記述問題 A →
記録のうち、「- article-7-heading: Článek」を含む行から「- item-7-1-a-line-2: uzavření」を含む行まで(両端を含む)だけを、「Článek」を「Oddíl」に置き換えて更新し、ほかは変えずに示してください。

それを訝しく思い、「ボクが不幸に見えるかい?」と聞き返すコナー。

ラフィーナから見たコナーは、本気の恋をするには、まだまだ甘ちゃんに思えるのだろう。
このシーンでは実際に聴こえてこないが、「Take on Me」の2番の歌詞はこうだ。

「♪〜言うまでもなく ボクは半端者さ/でもボクはつまずきながら ゆっくりと学んでる/人生はこれでいいんだって/ボクに続けて言ってみて/(中略)ボクを受け入れて/ボクを受け入れて〜♪」

両親のこと、学校のことで胸の中に出来たモヤモヤを歌で解消したり、自分の元カレに嫉妬する、やや了見が狭いコナーを、ラフィーナは、もどかしく感じたのかもしれない。

実のところ、ラフィーナの過去は哀しみに暮れている。母親は躁うつ病から入退院を繰り返した末に病死。それが原因で酒浸りになった父親は数年前、自動車事故で亡くなっている…。

生前の父は、病に臥す母親以上に自分に愛情を注いでくれたのに、ラフィーナはその愛を素直に受け入れることが出来なかったことを、今更ながら後悔している。

こんな過去の経験から、愛を受け入れることの難しさを、コナーは未だ分かっていないと、「“Happy Sad”を知って…。それが愛よ。喜びと悲しみは一緒なの」と告げ、その場から去っていく。

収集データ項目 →
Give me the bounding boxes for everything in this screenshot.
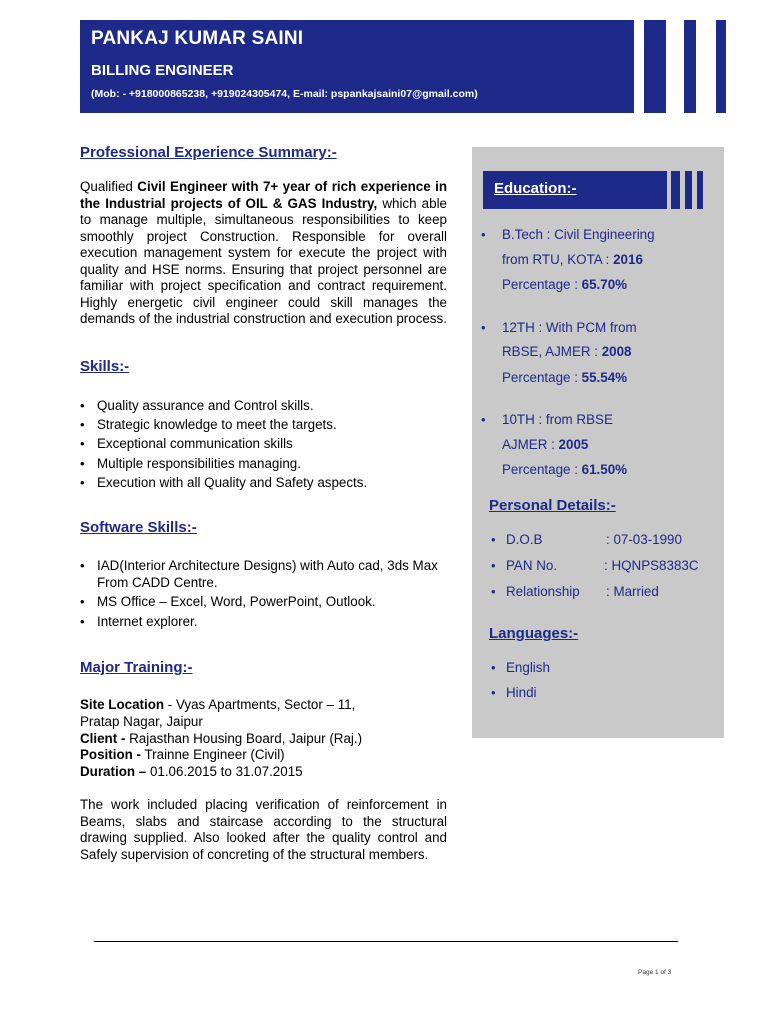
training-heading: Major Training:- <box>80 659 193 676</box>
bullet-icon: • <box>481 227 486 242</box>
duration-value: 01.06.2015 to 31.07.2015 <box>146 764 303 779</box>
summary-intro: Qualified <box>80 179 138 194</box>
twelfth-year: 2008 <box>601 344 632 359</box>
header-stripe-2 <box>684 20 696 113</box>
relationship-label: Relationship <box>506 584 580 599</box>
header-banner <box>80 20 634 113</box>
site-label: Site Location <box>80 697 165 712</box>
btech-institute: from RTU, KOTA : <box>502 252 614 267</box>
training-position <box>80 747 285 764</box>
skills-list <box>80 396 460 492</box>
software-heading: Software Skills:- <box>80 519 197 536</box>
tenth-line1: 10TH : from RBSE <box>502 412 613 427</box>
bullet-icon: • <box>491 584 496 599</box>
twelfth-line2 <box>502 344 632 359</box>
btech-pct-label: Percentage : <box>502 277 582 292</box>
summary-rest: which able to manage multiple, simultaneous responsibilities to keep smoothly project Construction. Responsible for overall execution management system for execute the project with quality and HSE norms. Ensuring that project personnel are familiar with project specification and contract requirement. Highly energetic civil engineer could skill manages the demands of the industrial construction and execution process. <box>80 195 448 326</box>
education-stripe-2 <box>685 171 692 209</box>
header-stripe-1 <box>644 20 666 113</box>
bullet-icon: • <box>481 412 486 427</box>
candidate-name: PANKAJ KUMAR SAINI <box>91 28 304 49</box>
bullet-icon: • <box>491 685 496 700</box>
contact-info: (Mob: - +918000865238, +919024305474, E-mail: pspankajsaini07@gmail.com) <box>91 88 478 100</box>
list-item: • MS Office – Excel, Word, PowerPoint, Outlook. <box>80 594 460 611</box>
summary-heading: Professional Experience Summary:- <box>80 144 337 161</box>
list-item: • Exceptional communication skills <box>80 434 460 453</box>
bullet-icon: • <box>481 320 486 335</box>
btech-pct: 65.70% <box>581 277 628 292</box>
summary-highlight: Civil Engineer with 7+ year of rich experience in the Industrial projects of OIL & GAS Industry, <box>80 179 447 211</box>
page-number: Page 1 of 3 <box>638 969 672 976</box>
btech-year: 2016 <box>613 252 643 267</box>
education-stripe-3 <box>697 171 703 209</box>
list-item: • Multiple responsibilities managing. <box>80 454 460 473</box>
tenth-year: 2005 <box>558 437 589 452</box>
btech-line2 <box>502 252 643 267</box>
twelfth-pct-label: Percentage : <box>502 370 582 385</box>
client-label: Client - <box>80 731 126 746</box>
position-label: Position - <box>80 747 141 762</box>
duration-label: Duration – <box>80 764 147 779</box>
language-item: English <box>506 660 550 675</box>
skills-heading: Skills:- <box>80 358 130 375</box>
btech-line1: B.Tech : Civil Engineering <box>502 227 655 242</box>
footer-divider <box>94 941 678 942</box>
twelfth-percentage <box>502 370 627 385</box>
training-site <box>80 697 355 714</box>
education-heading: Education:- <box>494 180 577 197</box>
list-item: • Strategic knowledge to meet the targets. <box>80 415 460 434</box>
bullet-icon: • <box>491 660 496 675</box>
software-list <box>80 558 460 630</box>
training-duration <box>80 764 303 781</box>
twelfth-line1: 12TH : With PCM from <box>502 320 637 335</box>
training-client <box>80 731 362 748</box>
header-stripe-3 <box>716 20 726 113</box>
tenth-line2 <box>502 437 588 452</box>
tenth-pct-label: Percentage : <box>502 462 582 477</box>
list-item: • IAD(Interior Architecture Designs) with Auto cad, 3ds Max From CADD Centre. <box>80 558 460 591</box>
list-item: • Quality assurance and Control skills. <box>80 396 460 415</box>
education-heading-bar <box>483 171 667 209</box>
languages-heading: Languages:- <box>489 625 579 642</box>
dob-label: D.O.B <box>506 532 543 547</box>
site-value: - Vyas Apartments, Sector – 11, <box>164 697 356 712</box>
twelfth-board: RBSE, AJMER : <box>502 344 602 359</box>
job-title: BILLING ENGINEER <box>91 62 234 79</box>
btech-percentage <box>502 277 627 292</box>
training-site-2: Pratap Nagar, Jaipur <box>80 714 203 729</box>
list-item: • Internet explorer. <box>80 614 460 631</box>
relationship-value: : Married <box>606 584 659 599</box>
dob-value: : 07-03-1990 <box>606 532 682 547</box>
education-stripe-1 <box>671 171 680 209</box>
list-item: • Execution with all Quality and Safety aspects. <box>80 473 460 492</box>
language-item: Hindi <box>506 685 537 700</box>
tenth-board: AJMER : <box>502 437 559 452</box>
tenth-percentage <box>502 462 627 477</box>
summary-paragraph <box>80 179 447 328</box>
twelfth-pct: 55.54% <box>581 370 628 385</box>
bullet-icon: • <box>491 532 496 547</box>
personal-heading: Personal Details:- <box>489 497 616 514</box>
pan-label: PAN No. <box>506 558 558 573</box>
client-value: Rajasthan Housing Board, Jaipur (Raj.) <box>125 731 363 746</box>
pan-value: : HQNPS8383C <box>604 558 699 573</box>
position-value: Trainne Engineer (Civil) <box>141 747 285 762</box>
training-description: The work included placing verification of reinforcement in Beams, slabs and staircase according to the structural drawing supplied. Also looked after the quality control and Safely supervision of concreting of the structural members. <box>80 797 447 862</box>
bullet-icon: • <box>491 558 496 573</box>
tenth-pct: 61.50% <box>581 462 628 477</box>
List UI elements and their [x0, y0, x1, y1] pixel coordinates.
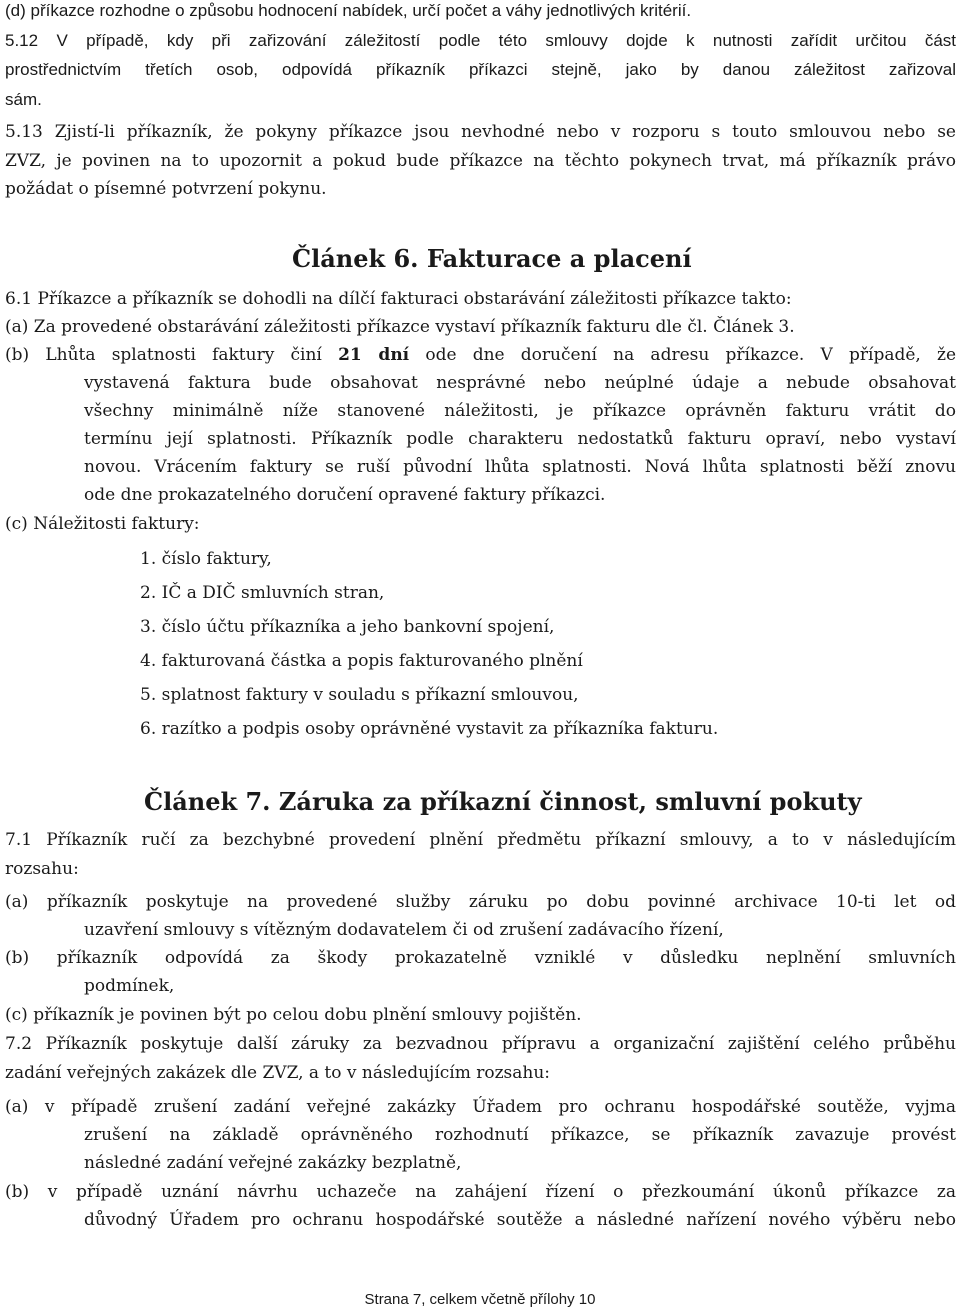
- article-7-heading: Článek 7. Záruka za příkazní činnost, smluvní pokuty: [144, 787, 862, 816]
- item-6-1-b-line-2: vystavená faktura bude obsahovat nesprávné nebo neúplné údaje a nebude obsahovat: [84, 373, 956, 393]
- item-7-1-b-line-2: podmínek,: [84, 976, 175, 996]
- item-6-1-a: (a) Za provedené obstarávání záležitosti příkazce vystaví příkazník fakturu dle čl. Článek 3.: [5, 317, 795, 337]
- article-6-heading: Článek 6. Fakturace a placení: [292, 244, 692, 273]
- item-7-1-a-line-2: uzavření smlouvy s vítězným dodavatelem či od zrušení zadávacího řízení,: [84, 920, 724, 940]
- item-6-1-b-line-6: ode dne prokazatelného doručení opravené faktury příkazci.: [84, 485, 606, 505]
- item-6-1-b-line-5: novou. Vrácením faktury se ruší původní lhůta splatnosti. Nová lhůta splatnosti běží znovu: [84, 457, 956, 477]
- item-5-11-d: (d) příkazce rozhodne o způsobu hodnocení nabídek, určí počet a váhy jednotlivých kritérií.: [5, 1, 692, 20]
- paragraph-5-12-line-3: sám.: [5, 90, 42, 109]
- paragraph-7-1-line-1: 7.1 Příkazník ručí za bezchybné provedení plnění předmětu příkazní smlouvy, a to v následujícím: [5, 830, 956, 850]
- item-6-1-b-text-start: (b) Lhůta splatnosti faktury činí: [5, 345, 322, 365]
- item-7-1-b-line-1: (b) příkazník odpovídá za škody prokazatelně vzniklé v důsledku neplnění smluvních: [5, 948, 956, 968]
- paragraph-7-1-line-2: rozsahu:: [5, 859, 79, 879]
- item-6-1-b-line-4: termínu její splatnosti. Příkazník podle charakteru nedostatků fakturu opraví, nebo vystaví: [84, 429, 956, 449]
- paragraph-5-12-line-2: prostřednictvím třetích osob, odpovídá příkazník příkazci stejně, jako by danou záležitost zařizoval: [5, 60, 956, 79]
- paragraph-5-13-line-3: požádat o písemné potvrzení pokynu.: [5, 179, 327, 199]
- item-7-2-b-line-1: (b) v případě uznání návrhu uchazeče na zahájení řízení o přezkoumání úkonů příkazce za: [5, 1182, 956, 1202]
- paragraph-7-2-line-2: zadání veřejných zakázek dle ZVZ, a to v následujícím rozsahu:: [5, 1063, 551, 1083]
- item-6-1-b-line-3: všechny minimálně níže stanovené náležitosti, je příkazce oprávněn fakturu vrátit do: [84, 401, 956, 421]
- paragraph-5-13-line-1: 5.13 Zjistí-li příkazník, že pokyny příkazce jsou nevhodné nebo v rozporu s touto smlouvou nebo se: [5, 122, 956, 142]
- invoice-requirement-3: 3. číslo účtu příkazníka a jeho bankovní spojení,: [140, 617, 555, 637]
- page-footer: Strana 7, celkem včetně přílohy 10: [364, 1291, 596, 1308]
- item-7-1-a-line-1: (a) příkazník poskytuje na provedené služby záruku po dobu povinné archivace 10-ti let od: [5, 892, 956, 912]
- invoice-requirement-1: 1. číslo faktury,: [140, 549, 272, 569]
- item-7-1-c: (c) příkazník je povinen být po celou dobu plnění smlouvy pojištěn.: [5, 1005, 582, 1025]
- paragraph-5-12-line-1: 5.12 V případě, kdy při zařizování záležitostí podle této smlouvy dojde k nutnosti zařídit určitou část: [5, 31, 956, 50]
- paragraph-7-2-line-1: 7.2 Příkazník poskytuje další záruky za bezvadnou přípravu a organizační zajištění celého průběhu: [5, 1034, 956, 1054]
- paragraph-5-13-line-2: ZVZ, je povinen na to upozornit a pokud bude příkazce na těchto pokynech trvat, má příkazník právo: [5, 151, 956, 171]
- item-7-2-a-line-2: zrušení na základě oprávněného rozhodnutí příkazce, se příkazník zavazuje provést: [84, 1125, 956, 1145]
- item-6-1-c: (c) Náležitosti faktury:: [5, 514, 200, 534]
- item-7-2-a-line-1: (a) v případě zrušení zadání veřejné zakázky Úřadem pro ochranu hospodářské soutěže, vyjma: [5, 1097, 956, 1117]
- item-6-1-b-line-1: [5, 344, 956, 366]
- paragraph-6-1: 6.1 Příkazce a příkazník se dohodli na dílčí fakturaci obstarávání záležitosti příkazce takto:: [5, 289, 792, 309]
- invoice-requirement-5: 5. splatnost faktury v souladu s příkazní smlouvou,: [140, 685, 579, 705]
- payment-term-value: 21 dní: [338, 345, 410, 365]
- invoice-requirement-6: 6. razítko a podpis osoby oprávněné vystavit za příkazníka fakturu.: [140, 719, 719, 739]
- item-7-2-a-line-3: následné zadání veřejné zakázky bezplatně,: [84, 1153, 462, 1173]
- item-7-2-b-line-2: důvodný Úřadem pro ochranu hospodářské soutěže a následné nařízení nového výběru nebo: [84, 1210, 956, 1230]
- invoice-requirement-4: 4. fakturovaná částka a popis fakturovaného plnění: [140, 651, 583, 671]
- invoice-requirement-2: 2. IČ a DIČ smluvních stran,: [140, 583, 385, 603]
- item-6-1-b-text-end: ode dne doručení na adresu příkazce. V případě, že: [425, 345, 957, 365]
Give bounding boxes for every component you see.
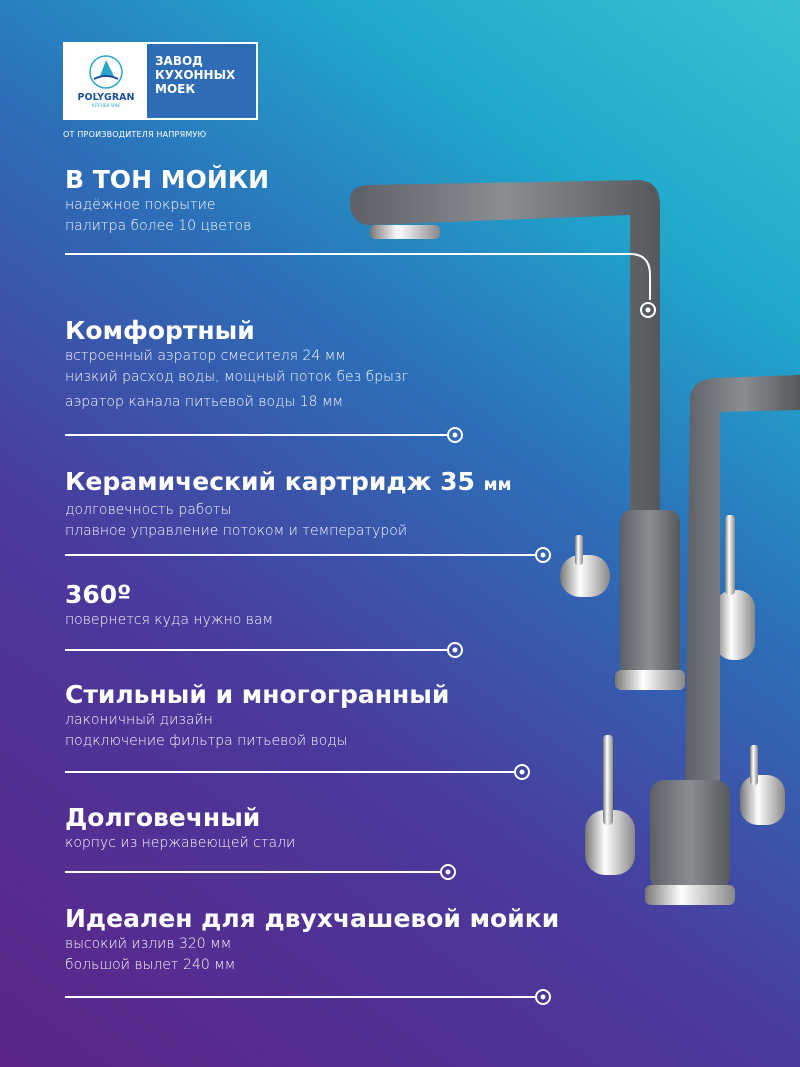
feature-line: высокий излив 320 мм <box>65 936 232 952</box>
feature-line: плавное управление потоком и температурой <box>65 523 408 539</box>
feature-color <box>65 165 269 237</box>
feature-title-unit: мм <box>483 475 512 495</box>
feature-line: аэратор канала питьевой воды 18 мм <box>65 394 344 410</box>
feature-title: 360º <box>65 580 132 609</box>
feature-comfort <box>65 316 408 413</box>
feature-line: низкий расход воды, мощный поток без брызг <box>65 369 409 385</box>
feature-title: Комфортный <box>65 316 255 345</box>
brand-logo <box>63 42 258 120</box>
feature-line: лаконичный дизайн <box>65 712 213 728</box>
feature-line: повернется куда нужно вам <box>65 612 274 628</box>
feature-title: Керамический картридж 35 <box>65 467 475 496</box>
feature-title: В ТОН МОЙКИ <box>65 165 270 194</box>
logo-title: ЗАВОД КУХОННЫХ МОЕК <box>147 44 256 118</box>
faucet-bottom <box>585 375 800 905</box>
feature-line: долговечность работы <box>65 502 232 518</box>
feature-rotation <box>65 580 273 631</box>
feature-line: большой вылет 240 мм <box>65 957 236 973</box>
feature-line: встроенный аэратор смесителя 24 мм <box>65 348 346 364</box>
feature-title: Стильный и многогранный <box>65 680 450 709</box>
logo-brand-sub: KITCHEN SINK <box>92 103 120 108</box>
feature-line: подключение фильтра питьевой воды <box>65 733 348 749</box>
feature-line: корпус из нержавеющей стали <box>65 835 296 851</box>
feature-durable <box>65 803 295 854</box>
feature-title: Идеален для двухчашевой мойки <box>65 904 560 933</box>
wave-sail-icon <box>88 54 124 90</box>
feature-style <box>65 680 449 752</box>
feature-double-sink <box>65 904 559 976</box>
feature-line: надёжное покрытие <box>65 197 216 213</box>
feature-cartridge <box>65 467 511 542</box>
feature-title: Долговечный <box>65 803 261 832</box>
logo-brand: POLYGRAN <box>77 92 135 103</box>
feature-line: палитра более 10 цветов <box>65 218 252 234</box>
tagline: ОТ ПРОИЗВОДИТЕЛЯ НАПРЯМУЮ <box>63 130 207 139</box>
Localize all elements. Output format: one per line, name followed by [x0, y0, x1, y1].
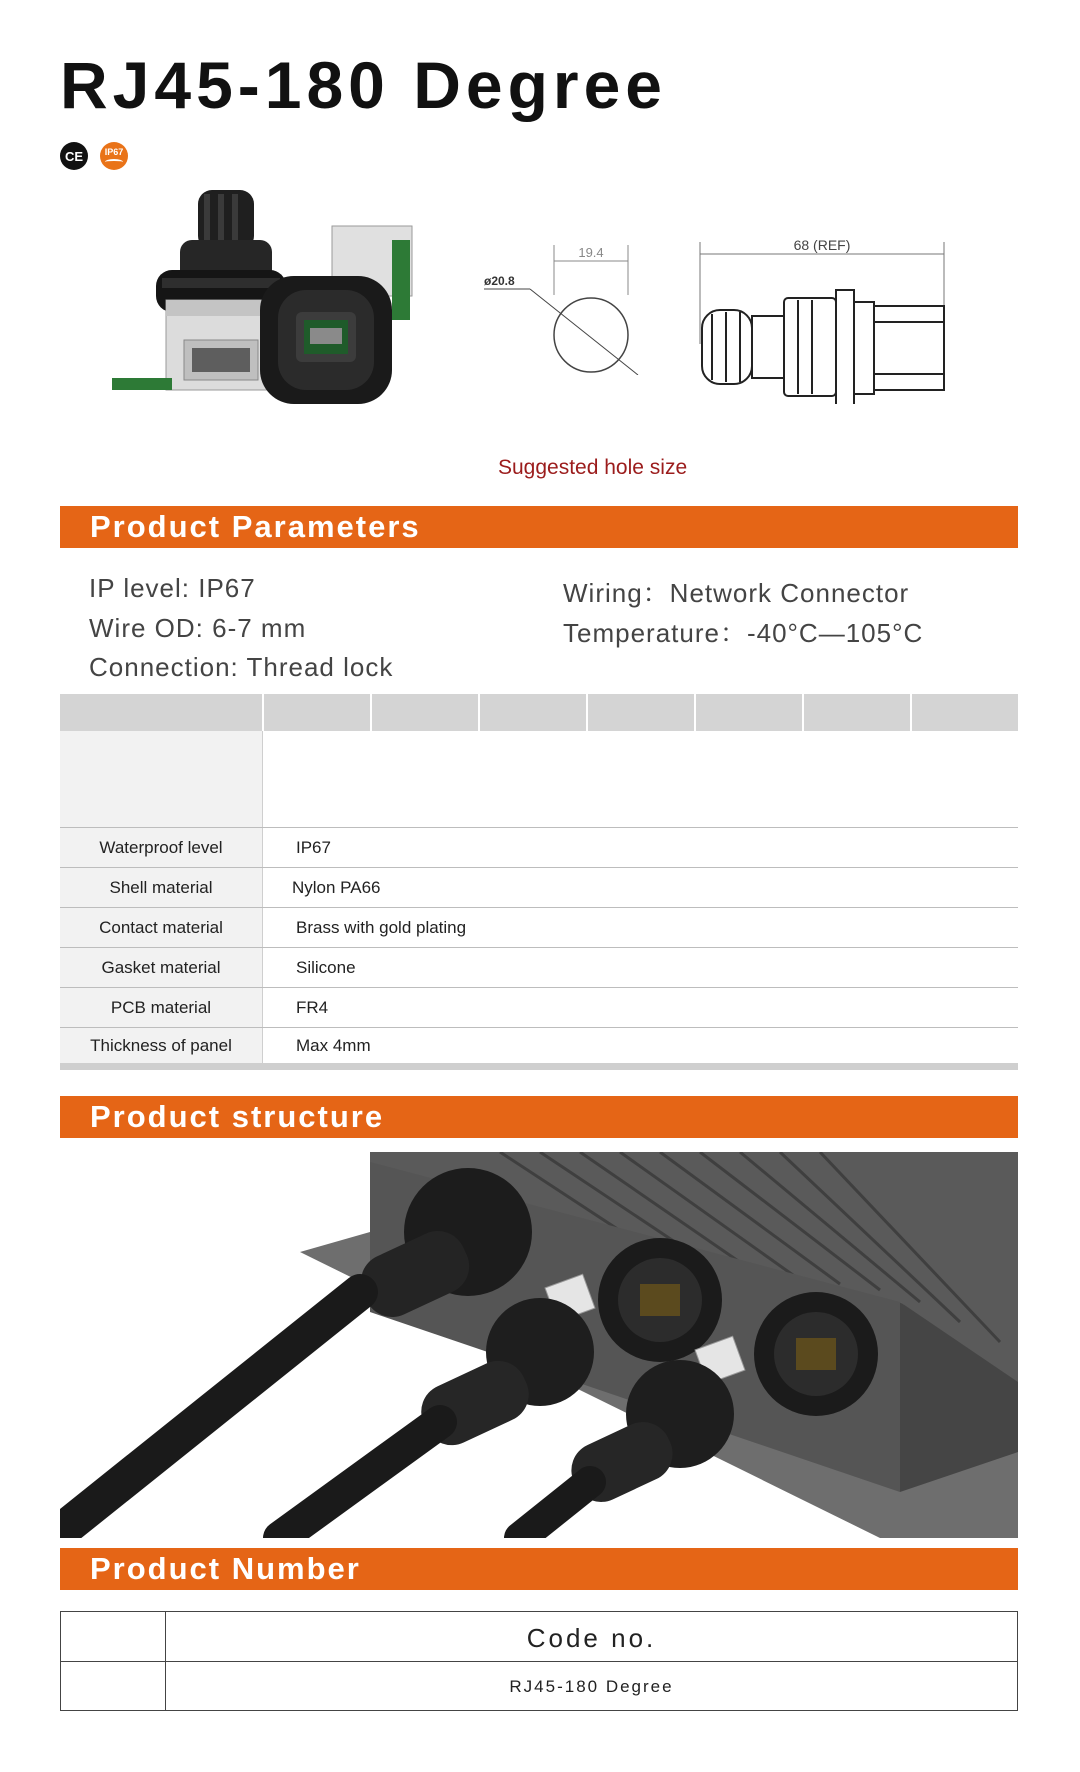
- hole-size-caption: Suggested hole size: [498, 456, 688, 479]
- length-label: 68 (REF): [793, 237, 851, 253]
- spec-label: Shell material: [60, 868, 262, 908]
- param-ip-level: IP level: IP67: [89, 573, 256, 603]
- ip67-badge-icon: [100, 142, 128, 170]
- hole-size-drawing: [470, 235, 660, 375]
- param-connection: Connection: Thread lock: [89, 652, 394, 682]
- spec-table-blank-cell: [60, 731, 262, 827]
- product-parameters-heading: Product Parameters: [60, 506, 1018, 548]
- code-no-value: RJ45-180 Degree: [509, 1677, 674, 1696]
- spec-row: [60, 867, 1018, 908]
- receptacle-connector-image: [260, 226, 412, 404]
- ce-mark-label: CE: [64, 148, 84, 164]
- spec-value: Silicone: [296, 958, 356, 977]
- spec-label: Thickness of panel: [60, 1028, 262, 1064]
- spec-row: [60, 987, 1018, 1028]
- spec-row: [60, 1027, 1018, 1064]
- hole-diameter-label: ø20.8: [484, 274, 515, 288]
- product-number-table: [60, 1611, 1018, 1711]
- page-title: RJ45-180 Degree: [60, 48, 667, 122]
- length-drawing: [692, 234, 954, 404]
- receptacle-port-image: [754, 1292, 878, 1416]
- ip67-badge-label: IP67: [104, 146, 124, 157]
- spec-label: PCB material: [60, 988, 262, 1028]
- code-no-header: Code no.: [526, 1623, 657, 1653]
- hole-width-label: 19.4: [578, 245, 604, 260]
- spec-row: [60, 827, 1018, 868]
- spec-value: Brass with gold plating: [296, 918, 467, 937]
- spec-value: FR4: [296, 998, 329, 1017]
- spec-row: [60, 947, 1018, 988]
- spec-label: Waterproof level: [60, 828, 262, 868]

記述問題 B →
本文抜粋について、次の問いに答えよ。
(i) ラフィーナの母親は何が原因で入退院を繰り返したか。
(ii) ラフィーナの父親はいつ、どのように亡くなったか。
(iii) コナーはラフィーナに何と聞き返したか。

最終解答 A →
- article-7-heading: Oddíl 7. Záruka za příkazní činnost, smluvní pokuty: [144, 787, 862, 816]
- item-6-1-b-line-2: vystavená faktura bude obsahovat nesprávné nebo neúplné údaje a nebude obsahovat: [84, 373, 956, 393]
- item-7-1-b-line-2: podmínek,: [84, 976, 175, 996]
- item-6-1-a: (a) Za provedené obstarávání záležitosti příkazce vystaví příkazník fakturu dle čl. Oddíl 3.: [5, 317, 795, 337]
- article-6-heading: Oddíl 6. Fakturace a placení: [292, 244, 692, 273]
- item-7-1-a-line-2: uzavření smlouvy s vítězným dodavatelem či od zrušení zadávacího řízení,: [84, 920, 724, 940]

最終解答 B →
(i) 躁うつ病
(ii) 数年前、自動車事故で亡くなった。
(iii) 「ボクが不幸に見えるかい?」